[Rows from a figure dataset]
● ● ●
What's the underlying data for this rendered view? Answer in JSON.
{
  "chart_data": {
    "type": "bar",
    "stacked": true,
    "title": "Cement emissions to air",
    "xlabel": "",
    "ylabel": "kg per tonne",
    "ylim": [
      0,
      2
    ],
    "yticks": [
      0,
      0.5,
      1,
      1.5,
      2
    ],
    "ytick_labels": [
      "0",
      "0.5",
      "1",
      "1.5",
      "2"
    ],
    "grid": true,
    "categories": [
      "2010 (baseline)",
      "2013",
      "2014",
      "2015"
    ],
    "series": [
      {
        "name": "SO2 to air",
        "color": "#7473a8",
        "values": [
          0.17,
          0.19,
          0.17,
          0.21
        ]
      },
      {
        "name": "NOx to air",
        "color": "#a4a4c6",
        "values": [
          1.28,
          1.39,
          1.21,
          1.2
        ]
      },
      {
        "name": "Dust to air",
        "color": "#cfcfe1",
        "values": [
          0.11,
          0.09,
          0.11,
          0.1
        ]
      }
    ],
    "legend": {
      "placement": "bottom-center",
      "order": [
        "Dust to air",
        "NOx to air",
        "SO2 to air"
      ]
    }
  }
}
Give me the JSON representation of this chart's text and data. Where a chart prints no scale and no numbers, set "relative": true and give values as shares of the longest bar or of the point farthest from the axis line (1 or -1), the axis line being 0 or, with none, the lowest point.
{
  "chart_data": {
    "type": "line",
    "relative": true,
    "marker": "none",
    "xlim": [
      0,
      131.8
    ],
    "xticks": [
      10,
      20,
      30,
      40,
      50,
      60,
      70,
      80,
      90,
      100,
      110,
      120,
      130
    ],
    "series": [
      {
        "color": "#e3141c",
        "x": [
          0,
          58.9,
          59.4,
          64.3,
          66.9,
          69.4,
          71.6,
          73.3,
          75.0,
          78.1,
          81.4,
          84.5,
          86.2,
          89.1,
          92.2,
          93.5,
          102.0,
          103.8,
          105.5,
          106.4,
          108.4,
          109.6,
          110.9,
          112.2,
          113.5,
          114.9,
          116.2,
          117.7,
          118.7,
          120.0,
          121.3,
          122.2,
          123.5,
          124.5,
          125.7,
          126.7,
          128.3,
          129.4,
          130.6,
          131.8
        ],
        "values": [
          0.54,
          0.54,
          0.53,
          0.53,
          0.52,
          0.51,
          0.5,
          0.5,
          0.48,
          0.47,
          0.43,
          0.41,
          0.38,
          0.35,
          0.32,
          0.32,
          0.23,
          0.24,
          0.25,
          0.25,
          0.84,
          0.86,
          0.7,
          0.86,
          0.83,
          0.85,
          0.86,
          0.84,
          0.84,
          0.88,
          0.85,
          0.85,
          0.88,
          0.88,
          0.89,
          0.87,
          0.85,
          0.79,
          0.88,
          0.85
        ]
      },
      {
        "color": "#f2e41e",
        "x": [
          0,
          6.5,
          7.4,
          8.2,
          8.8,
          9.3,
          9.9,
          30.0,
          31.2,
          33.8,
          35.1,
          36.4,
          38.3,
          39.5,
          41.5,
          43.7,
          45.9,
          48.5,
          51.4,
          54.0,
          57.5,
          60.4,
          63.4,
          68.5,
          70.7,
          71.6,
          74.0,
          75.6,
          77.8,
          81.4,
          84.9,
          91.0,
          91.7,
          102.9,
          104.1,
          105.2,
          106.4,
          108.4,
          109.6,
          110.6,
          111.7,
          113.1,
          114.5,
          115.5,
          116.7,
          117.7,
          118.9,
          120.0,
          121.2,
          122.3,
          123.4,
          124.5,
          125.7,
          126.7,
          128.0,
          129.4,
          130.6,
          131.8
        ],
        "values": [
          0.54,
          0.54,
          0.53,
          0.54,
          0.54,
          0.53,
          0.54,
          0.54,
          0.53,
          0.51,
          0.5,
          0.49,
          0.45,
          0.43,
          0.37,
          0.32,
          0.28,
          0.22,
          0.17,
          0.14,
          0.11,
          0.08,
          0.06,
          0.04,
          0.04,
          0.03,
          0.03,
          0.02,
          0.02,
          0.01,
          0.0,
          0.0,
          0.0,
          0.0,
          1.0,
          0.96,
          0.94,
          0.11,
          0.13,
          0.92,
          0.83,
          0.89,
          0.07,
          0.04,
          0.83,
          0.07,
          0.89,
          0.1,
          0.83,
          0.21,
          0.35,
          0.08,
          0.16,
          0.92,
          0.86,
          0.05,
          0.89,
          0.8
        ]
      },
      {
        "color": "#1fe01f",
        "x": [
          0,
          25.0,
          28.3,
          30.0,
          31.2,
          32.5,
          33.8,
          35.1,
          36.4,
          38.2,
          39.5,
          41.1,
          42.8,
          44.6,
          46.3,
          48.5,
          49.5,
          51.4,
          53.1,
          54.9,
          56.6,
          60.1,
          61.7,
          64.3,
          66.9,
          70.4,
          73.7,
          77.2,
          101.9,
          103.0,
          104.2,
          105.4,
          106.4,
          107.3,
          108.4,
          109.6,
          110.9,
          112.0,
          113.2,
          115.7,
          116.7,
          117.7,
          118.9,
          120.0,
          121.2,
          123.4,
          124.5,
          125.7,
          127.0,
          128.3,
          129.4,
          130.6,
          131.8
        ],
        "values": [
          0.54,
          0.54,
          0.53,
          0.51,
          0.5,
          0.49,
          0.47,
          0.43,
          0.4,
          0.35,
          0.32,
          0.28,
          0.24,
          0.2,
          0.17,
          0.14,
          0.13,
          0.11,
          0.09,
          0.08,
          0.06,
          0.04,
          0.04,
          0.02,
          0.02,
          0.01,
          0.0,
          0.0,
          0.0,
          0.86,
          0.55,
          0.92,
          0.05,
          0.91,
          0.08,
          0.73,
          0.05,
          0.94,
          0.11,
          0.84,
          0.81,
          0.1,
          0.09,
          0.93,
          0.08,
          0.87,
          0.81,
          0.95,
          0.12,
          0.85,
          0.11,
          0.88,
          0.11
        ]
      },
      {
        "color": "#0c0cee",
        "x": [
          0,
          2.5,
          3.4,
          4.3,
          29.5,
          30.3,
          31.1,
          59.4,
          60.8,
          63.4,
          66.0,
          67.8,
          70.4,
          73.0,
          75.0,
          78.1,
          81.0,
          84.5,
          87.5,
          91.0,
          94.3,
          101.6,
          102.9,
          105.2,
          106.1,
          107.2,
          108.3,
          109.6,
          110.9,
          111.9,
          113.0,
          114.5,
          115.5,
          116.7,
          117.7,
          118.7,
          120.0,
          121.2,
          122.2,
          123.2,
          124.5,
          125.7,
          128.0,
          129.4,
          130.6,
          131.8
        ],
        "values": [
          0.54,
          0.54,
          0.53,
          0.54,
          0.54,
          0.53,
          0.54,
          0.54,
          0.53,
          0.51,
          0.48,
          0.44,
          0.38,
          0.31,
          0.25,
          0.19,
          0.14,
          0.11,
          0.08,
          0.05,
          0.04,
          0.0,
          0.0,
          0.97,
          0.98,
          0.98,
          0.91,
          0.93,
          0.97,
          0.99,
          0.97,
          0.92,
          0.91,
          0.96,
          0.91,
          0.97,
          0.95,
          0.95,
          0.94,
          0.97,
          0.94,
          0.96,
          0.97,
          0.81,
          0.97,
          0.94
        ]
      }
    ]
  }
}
● ● ●
-- WHAT YOU HAVE TO DO --
Faithfully copy every entry, leaving nothing out.

-- EXERCISE ANSWER --
What's the underlying data for this rendered view? Answer in JSON.
{
  "chart_data": {
    "type": "bar",
    "stacked": true,
    "title": "Cement emissions to air",
    "xlabel": "",
    "ylabel": "kg per tonne",
    "ylim": [
      0,
      2
    ],
    "yticks": [
      0,
      0.5,
      1,
      1.5,
      2
    ],
    "ytick_labels": [
      "0",
      "0.5",
      "1",
      "1.5",
      "2"
    ],
    "grid": true,
    "categories": [
      "2010 (baseline)",
      "2013",
      "2014",
      "2015"
    ],
    "series": [
      {
        "name": "SO2 to air",
        "color": "#7473a8",
        "values": [
          0.17,
          0.19,
          0.17,
          0.21
        ]
      },
      {
        "name": "NOx to air",
        "color": "#a4a4c6",
        "values": [
          1.28,
          1.39,
          1.21,
          1.2
        ]
      },
      {
        "name": "Dust to air",
        "color": "#cfcfe1",
        "values": [
          0.11,
          0.09,
          0.11,
          0.1
        ]
      }
    ],
    "legend": {
      "placement": "bottom-center",
      "order": [
        "Dust to air",
        "NOx to air",
        "SO2 to air"
      ]
    }
  }
}
Give me the JSON representation of this chart's text and data. Where a chart prints no scale and no numbers, set "relative": true and give values as shares of the longest bar or of the point farthest from the axis line (1 or -1), the axis line being 0 or, with none, the lowest point.
{
  "chart_data": {
    "type": "line",
    "relative": true,
    "marker": "none",
    "xlim": [
      0,
      131.8
    ],
    "xticks": [
      10,
      20,
      30,
      40,
      50,
      60,
      70,
      80,
      90,
      100,
      110,
      120,
      130
    ],
    "series": [
      {
        "color": "#e3141c",
        "x": [
          0,
          58.9,
          59.4,
          64.3,
          66.9,
          69.4,
          71.6,
          73.3,
          75.0,
          78.1,
          81.4,
          84.5,
          86.2,
          89.1,
          92.2,
          93.5,
          102.0,
          103.8,
          105.5,
          106.4,
          108.4,
          109.6,
          110.9,
          112.2,
          113.5,
          114.9,
          116.2,
          117.7,
          118.7,
          120.0,
          121.3,
          122.2,
          123.5,
          124.5,
          125.7,
          126.7,
          128.3,
          129.4,
          130.6,
          131.8
        ],
        "values": [
          0.54,
          0.54,
          0.53,
          0.53,
          0.52,
          0.51,
          0.5,
          0.5,
          0.48,
          0.47,
          0.43,
          0.41,
          0.38,
          0.35,
          0.32,
          0.32,
          0.23,
          0.24,
          0.25,
          0.25,
          0.84,
          0.86,
          0.7,
          0.86,
          0.83,
          0.85,
          0.86,
          0.84,
          0.84,
          0.88,
          0.85,
          0.85,
          0.88,
          0.88,
          0.89,
          0.87,
          0.85,
          0.79,
          0.88,
          0.85
        ]
      },
      {
        "color": "#f2e41e",
        "x": [
          0,
          6.5,
          7.4,
          8.2,
          8.8,
          9.3,
          9.9,
          30.0,
          31.2,
          33.8,
          35.1,
          36.4,
          38.3,
          39.5,
          41.5,
          43.7,
          45.9,
          48.5,
          51.4,
          54.0,
          57.5,
          60.4,
          63.4,
          68.5,
          70.7,
          71.6,
          74.0,
          75.6,
          77.8,
          81.4,
          84.9,
          91.0,
          91.7,
          102.9,
          104.1,
          105.2,
          106.4,
          108.4,
          109.6,
          110.6,
          111.7,
          113.1,
          114.5,
          115.5,
          116.7,
          117.7,
          118.9,
          120.0,
          121.2,
          122.3,
          123.4,
          124.5,
          125.7,
          126.7,
          128.0,
          129.4,
          130.6,
          131.8
        ],
        "values": [
          0.54,
          0.54,
          0.53,
          0.54,
          0.54,
          0.53,
          0.54,
          0.54,
          0.53,
          0.51,
          0.5,
          0.49,
          0.45,
          0.43,
          0.37,
          0.32,
          0.28,
          0.22,
          0.17,
          0.14,
          0.11,
          0.08,
          0.06,
          0.04,
          0.04,
          0.03,
          0.03,
          0.02,
          0.02,
          0.01,
          0.0,
          0.0,
          0.0,
          0.0,
          1.0,
          0.96,
          0.94,
          0.11,
          0.13,
          0.92,
          0.83,
          0.89,
          0.07,
          0.04,
          0.83,
          0.07,
          0.89,
          0.1,
          0.83,
          0.21,
          0.35,
          0.08,
          0.16,
          0.92,
          0.86,
          0.05,
          0.89,
          0.8
        ]
      },
      {
        "color": "#1fe01f",
        "x": [
          0,
          25.0,
          28.3,
          30.0,
          31.2,
          32.5,
          33.8,
          35.1,
          36.4,
          38.2,
          39.5,
          41.1,
          42.8,
          44.6,
          46.3,
          48.5,
          49.5,
          51.4,
          53.1,
          54.9,
          56.6,
          60.1,
          61.7,
          64.3,
          66.9,
          70.4,
          73.7,
          77.2,
          101.9,
          103.0,
          104.2,
          105.4,
          106.4,
          107.3,
          108.4,
          109.6,
          110.9,
          112.0,
          113.2,
          115.7,
          116.7,
          117.7,
          118.9,
          120.0,
          121.2,
          123.4,
          124.5,
          125.7,
          127.0,
          128.3,
          129.4,
          130.6,
          131.8
        ],
        "values": [
          0.54,
          0.54,
          0.53,
          0.51,
          0.5,
          0.49,
          0.47,
          0.43,
          0.4,
          0.35,
          0.32,
          0.28,
          0.24,
          0.2,
          0.17,
          0.14,
          0.13,
          0.11,
          0.09,
          0.08,
          0.06,
          0.04,
          0.04,
          0.02,
          0.02,
          0.01,
          0.0,
          0.0,
          0.0,
          0.86,
          0.55,
          0.92,
          0.05,
          0.91,
          0.08,
          0.73,
          0.05,
          0.94,
          0.11,
          0.84,
          0.81,
          0.1,
          0.09,
          0.93,
          0.08,
          0.87,
          0.81,
          0.95,
          0.12,
          0.85,
          0.11,
          0.88,
          0.11
        ]
      },
      {
        "color": "#0c0cee",
        "x": [
          0,
          2.5,
          3.4,
          4.3,
          29.5,
          30.3,
          31.1,
          59.4,
          60.8,
          63.4,
          66.0,
          67.8,
          70.4,
          73.0,
          75.0,
          78.1,
          81.0,
          84.5,
          87.5,
          91.0,
          94.3,
          101.6,
          102.9,
          105.2,
          106.1,
          107.2,
          108.3,
          109.6,
          110.9,
          111.9,
          113.0,
          114.5,
          115.5,
          116.7,
          117.7,
          118.7,
          120.0,
          121.2,
          122.2,
          123.2,
          124.5,
          125.7,
          128.0,
          129.4,
          130.6,
          131.8
        ],
        "values": [
          0.54,
          0.54,
          0.53,
          0.54,
          0.54,
          0.53,
          0.54,
          0.54,
          0.53,
          0.51,
          0.48,
          0.44,
          0.38,
          0.31,
          0.25,
          0.19,
          0.14,
          0.11,
          0.08,
          0.05,
          0.04,
          0.0,
          0.0,
          0.97,
          0.98,
          0.98,
          0.91,
          0.93,
          0.97,
          0.99,
          0.97,
          0.92,
          0.91,
          0.96,
          0.91,
          0.97,
          0.95,
          0.95,
          0.94,
          0.97,
          0.94,
          0.96,
          0.97,
          0.81,
          0.97,
          0.94
        ]
      }
    ]
  }
}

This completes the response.